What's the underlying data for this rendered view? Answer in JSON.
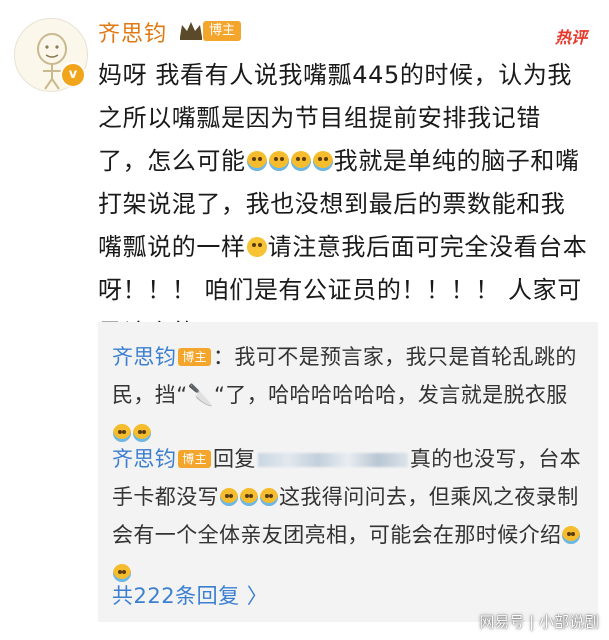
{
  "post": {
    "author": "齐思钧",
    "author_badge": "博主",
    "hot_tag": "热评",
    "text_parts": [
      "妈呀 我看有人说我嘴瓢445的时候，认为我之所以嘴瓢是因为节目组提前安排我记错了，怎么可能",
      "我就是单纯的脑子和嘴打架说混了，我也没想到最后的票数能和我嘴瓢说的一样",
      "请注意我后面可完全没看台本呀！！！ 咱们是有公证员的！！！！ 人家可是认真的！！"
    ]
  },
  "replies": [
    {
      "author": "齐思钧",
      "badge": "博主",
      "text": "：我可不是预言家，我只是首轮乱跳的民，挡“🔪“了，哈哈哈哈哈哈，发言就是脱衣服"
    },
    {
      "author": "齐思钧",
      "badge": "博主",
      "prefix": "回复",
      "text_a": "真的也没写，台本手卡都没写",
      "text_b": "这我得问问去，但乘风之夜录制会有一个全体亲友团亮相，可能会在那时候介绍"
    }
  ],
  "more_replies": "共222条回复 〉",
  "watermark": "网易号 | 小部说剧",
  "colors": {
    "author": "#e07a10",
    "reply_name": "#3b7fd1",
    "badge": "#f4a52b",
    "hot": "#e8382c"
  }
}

------------------------

To be done:
Output the full set of records above without changing a word, and drop the images.

Reply:
What's the underlying data for this rendered view? Answer in JSON.
{
  "post": {
    "author": "齐思钧",
    "author_badge": "博主",
    "hot_tag": "热评",
    "text_parts": [
      "妈呀 我看有人说我嘴瓢445的时候，认为我之所以嘴瓢是因为节目组提前安排我记错了，怎么可能",
      "我就是单纯的脑子和嘴打架说混了，我也没想到最后的票数能和我嘴瓢说的一样",
      "请注意我后面可完全没看台本呀！！！ 咱们是有公证员的！！！！ 人家可是认真的！！"
    ]
  },
  "replies": [
    {
      "author": "齐思钧",
      "badge": "博主",
      "text": "：我可不是预言家，我只是首轮乱跳的民，挡“🔪“了，哈哈哈哈哈哈，发言就是脱衣服"
    },
    {
      "author": "齐思钧",
      "badge": "博主",
      "prefix": "回复",
      "text_a": "真的也没写，台本手卡都没写",
      "text_b": "这我得问问去，但乘风之夜录制会有一个全体亲友团亮相，可能会在那时候介绍"
    }
  ],
  "more_replies": "共222条回复 〉",
  "watermark": "网易号 | 小部说剧",
  "colors": {
    "author": "#e07a10",
    "reply_name": "#3b7fd1",
    "badge": "#f4a52b",
    "hot": "#e8382c"
  }
}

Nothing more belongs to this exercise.